- Document section
##########

Below are some of the most powerful parts of her testimony, which come from a 1982 interview by the Kean College of New Jersey Holocaust Resource Center and published by the U.S. Holocaust Memorial Museum in Washington, D.C.:

On life in Poland before the war:

A few Jews, friends of my father’s who had stores, left everything and went to Palestine. They said to my father and mother, “Sell everything and run.” But we had a problem. We didn’t know where to run. There was no Israel like there is today. There was no place that you could legally go to. It was very hard to get a visa to the United States; it would take years and years. … We felt something was coming, but we couldn’t help ourselves. The doors of the world were closed to us.

On life in the Jewish ghetto of Novogrudok:

You could not hide. The Germans would kill all of the Jews. It was risky. If you did not give the Germans what they wanted, they would kill everyone with machine guns.

On illegally crossing the border from Hungary, where she had married her husband, to Italy after the war:

The day after [we] got married, we smuggled ourselves over the border into Italy. This was our honeymoon. In Italy we sat in a displaced persons camp. It was like being in the ghetto again. My oldest daughter, Linda, was born there.

On trying to find a place to resettle:

We wanted to go to to Africa, to Australia, to Israel. We would go anywhere we could live in freedom but nobody wanted us. Nobody opened their doors to us. Nobody wanted to take us in. So for 3 1/2 years we waited until we finally got a visa to come to the United States. … For the Jews, the doors were closed. We never understood that. Even President Roosevelt kept the doors closed. Why? The boat, St. Louis, was turned back. What was the world afraid of? I don’t understand. Thank God, now we live normal lives with our family and friends. But this question always stays on my mind.

On whether the American Jewish community did enough to help European Jews during the war:

We felt that they did not do enough. Maybe they couldn’t do more. I know there were delegations to the president. If Americans had bombed the gas chambers, it could have been better. That way even [if] some Jews were killed, maybe others would have been saved.

On life in the United States:

Our life is a miracle. We survived the camps, the ghettos and the woods. It is a miracle that we lived to became (sic) normal people. Our lives are miracles, our children and grandchildren are miracles. We never dreamed that out of the ashes and rubble, we would survive to lead normal lives and see and build the next generation.

##########

- Entries
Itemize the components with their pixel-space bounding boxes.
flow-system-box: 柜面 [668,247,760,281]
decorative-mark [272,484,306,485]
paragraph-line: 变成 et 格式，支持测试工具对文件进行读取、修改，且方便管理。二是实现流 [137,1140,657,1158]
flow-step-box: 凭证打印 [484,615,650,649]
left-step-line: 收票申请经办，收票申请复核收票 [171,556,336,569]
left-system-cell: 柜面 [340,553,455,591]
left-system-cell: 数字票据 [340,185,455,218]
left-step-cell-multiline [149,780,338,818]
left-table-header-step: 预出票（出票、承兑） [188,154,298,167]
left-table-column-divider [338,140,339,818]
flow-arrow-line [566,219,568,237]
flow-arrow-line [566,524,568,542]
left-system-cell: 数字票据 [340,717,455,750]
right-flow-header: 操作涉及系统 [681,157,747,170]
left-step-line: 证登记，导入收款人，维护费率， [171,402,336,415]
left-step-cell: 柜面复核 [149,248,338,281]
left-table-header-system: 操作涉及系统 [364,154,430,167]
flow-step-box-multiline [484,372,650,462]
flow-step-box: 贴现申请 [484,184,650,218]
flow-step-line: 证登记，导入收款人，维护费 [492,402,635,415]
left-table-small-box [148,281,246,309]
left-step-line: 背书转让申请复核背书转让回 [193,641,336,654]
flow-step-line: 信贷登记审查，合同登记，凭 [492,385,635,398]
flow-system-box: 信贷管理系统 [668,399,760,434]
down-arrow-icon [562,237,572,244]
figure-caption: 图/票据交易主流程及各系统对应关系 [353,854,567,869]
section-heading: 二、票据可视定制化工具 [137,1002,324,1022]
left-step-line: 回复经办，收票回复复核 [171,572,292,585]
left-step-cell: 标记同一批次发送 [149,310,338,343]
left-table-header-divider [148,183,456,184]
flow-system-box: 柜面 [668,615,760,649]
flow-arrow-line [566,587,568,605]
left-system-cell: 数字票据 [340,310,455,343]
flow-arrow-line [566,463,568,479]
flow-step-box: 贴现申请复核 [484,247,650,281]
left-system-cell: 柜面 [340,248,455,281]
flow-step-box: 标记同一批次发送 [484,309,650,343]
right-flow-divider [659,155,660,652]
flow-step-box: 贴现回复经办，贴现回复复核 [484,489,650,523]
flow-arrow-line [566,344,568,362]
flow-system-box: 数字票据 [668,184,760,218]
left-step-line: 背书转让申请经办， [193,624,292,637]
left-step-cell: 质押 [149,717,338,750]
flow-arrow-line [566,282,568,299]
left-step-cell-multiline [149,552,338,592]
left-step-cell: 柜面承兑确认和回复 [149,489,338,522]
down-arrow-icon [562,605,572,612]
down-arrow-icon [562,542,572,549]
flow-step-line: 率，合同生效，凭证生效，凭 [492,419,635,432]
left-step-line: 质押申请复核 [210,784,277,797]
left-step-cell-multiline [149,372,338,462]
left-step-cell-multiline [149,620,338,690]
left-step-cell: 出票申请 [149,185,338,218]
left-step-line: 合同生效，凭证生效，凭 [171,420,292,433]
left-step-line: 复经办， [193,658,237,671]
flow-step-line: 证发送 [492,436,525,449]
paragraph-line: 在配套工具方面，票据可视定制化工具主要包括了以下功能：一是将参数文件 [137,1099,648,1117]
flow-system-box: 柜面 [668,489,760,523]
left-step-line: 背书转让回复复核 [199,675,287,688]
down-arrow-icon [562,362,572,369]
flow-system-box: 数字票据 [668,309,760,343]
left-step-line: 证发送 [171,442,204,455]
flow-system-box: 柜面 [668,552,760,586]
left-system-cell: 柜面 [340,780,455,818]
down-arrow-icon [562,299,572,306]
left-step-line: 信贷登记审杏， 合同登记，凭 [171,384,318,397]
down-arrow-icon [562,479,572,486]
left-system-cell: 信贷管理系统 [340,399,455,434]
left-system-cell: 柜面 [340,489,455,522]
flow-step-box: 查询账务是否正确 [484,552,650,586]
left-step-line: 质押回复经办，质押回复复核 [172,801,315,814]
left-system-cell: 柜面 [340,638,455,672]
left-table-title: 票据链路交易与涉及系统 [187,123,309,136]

##########

- Objectives
[a] Please return the part of the testimony excerpt between "You could not" and "with machine guns.", inclusive.
[b] Using the testimony excerpt, decide whether each statement agrees with it, answering yes or no and quoting the words that settle it: (i) the interview took place in 1982; (ii) her oldest daughter, Linda, was born in Hungary; (iii) the family waited 3 1/2 years for a visa to the United States.

- The answers
[a]
You could not hide. The Germans would kill all of the Jews. It was risky. If you did not give the Germans what they wanted, they would kill everyone with machine guns.

[b]
(i) Yes: "which come from a 1982 interview by the Kean College of New Jersey Holocaust Resource Center"
(ii) No: "In Italy we sat in a displaced persons camp." and "My oldest daughter, Linda, was born there."
(iii) Yes: "So for 3 1/2 years we waited until we finally got a visa to come to the United States."